YOUR GOAL:
Extract the data exactly, missing nothing.

PROVIDED MATERIAL:
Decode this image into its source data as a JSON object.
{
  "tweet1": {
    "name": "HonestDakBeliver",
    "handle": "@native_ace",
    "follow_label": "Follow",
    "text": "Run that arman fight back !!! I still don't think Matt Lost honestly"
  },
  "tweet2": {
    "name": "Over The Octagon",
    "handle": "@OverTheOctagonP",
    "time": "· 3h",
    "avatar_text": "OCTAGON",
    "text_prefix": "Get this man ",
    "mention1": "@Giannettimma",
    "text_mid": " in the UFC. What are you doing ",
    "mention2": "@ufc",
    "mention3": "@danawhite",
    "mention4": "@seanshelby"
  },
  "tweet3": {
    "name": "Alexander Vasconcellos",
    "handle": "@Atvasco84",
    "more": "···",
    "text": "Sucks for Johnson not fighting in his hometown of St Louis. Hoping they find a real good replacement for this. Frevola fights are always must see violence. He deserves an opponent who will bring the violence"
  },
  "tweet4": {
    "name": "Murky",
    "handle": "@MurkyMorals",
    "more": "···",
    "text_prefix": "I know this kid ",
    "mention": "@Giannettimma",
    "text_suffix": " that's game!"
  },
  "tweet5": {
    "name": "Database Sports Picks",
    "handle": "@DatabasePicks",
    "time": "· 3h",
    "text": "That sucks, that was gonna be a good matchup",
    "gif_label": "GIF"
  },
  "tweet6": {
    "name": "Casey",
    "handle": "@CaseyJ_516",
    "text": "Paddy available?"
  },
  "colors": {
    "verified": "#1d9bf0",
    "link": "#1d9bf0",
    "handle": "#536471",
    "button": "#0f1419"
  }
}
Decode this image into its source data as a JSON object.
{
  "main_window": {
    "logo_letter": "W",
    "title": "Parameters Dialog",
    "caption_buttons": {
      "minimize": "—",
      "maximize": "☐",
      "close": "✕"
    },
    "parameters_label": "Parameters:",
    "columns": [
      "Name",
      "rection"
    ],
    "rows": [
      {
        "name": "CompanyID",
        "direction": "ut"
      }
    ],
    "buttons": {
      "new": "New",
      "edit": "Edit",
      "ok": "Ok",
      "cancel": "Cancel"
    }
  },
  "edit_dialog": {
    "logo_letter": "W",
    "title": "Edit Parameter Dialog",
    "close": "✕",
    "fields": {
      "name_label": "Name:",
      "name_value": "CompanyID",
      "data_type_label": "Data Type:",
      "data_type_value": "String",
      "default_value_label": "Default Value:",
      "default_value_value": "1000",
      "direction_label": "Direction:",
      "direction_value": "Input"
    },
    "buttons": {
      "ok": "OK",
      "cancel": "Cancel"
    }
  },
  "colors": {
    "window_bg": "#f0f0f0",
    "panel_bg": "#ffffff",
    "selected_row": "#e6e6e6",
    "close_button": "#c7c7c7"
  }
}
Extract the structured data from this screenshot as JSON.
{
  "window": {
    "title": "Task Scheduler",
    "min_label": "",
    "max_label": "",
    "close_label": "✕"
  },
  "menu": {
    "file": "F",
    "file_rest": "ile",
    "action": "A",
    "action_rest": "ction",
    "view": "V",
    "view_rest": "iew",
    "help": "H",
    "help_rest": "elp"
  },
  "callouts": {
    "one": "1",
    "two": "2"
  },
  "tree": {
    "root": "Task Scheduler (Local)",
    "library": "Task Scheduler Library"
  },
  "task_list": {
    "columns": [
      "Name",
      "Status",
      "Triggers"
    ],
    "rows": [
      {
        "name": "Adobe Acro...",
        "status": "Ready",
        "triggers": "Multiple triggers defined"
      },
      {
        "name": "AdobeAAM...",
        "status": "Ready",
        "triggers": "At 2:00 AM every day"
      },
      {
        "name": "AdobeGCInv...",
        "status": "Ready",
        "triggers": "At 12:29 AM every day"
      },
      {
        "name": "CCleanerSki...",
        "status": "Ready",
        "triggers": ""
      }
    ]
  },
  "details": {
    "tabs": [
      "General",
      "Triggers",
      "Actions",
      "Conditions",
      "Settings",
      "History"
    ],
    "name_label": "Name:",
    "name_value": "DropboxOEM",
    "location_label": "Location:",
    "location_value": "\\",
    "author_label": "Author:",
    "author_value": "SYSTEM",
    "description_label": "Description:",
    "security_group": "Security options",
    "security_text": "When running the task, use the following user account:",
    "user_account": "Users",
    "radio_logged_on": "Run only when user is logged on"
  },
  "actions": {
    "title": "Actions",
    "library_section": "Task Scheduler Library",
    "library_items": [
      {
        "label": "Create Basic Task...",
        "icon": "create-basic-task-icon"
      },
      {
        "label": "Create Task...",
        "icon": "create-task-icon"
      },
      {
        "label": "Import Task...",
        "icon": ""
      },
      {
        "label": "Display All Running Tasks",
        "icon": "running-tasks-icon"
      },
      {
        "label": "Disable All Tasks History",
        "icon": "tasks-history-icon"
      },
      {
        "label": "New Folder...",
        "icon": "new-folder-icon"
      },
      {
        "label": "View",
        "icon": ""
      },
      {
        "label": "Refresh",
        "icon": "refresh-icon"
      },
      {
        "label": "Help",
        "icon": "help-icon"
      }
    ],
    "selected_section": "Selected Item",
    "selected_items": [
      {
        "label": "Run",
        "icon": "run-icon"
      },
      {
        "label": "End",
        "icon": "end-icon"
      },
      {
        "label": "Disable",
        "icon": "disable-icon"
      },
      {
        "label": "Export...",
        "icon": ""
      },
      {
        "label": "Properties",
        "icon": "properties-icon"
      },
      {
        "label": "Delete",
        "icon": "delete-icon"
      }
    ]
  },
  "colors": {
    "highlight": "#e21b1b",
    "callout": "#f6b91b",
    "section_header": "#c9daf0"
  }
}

WORKED SOLUTION:
Decode this image into its source data as a JSON object.
{
  "tweet1": {
    "name": "HonestDakBeliver",
    "handle": "@native_ace",
    "follow_label": "Follow",
    "text": "Run that arman fight back !!! I still don't think Matt Lost honestly"
  },
  "tweet2": {
    "name": "Over The Octagon",
    "handle": "@OverTheOctagonP",
    "time": "· 3h",
    "avatar_text": "OCTAGON",
    "text_prefix": "Get this man ",
    "mention1": "@Giannettimma",
    "text_mid": " in the UFC. What are you doing ",
    "mention2": "@ufc",
    "mention3": "@danawhite",
    "mention4": "@seanshelby"
  },
  "tweet3": {
    "name": "Alexander Vasconcellos",
    "handle": "@Atvasco84",
    "more": "···",
    "text": "Sucks for Johnson not fighting in his hometown of St Louis. Hoping they find a real good replacement for this. Frevola fights are always must see violence. He deserves an opponent who will bring the violence"
  },
  "tweet4": {
    "name": "Murky",
    "handle": "@MurkyMorals",
    "more": "···",
    "text_prefix": "I know this kid ",
    "mention": "@Giannettimma",
    "text_suffix": " that's game!"
  },
  "tweet5": {
    "name": "Database Sports Picks",
    "handle": "@DatabasePicks",
    "time": "· 3h",
    "text": "That sucks, that was gonna be a good matchup",
    "gif_label": "GIF"
  },
  "tweet6": {
    "name": "Casey",
    "handle": "@CaseyJ_516",
    "text": "Paddy available?"
  },
  "colors": {
    "verified": "#1d9bf0",
    "link": "#1d9bf0",
    "handle": "#536471",
    "button": "#0f1419"
  }
}
Decode this image into its source data as a JSON object.
{
  "main_window": {
    "logo_letter": "W",
    "title": "Parameters Dialog",
    "caption_buttons": {
      "minimize": "—",
      "maximize": "☐",
      "close": "✕"
    },
    "parameters_label": "Parameters:",
    "columns": [
      "Name",
      "rection"
    ],
    "rows": [
      {
        "name": "CompanyID",
        "direction": "ut"
      }
    ],
    "buttons": {
      "new": "New",
      "edit": "Edit",
      "ok": "Ok",
      "cancel": "Cancel"
    }
  },
  "edit_dialog": {
    "logo_letter": "W",
    "title": "Edit Parameter Dialog",
    "close": "✕",
    "fields": {
      "name_label": "Name:",
      "name_value": "CompanyID",
      "data_type_label": "Data Type:",
      "data_type_value": "String",
      "default_value_label": "Default Value:",
      "default_value_value": "1000",
      "direction_label": "Direction:",
      "direction_value": "Input"
    },
    "buttons": {
      "ok": "OK",
      "cancel": "Cancel"
    }
  },
  "colors": {
    "window_bg": "#f0f0f0",
    "panel_bg": "#ffffff",
    "selected_row": "#e6e6e6",
    "close_button": "#c7c7c7"
  }
}
Extract the structured data from this screenshot as JSON.
{
  "window": {
    "title": "Task Scheduler",
    "min_label": "",
    "max_label": "",
    "close_label": "✕"
  },
  "menu": {
    "file": "F",
    "file_rest": "ile",
    "action": "A",
    "action_rest": "ction",
    "view": "V",
    "view_rest": "iew",
    "help": "H",
    "help_rest": "elp"
  },
  "callouts": {
    "one": "1",
    "two": "2"
  },
  "tree": {
    "root": "Task Scheduler (Local)",
    "library": "Task Scheduler Library"
  },
  "task_list": {
    "columns": [
      "Name",
      "Status",
      "Triggers"
    ],
    "rows": [
      {
        "name": "Adobe Acro...",
        "status": "Ready",
        "triggers": "Multiple triggers defined"
      },
      {
        "name": "AdobeAAM...",
        "status": "Ready",
        "triggers": "At 2:00 AM every day"
      },
      {
        "name": "AdobeGCInv...",
        "status": "Ready",
        "triggers": "At 12:29 AM every day"
      },
      {
        "name": "CCleanerSki...",
        "status": "Ready",
        "triggers": ""
      }
    ]
  },
  "details": {
    "tabs": [
      "General",
      "Triggers",
      "Actions",
      "Conditions",
      "Settings",
      "History"
    ],
    "name_label": "Name:",
    "name_value": "DropboxOEM",
    "location_label": "Location:",
    "location_value": "\\",
    "author_label": "Author:",
    "author_value": "SYSTEM",
    "description_label": "Description:",
    "security_group": "Security options",
    "security_text": "When running the task, use the following user account:",
    "user_account": "Users",
    "radio_logged_on": "Run only when user is logged on"
  },
  "actions": {
    "title": "Actions",
    "library_section": "Task Scheduler Library",
    "library_items": [
      {
        "label": "Create Basic Task...",
        "icon": "create-basic-task-icon"
      },
      {
        "label": "Create Task...",
        "icon": "create-task-icon"
      },
      {
        "label": "Import Task...",
        "icon": ""
      },
      {
        "label": "Display All Running Tasks",
        "icon": "running-tasks-icon"
      },
      {
        "label": "Disable All Tasks History",
        "icon": "tasks-history-icon"
      },
      {
        "label": "New Folder...",
        "icon": "new-folder-icon"
      },
      {
        "label": "View",
        "icon": ""
      },
      {
        "label": "Refresh",
        "icon": "refresh-icon"
      },
      {
        "label": "Help",
        "icon": "help-icon"
      }
    ],
    "selected_section": "Selected Item",
    "selected_items": [
      {
        "label": "Run",
        "icon": "run-icon"
      },
      {
        "label": "End",
        "icon": "end-icon"
      },
      {
        "label": "Disable",
        "icon": "disable-icon"
      },
      {
        "label": "Export...",
        "icon": ""
      },
      {
        "label": "Properties",
        "icon": "properties-icon"
      },
      {
        "label": "Delete",
        "icon": "delete-icon"
      }
    ]
  },
  "colors": {
    "highlight": "#e21b1b",
    "callout": "#f6b91b",
    "section_header": "#c9daf0"
  }
}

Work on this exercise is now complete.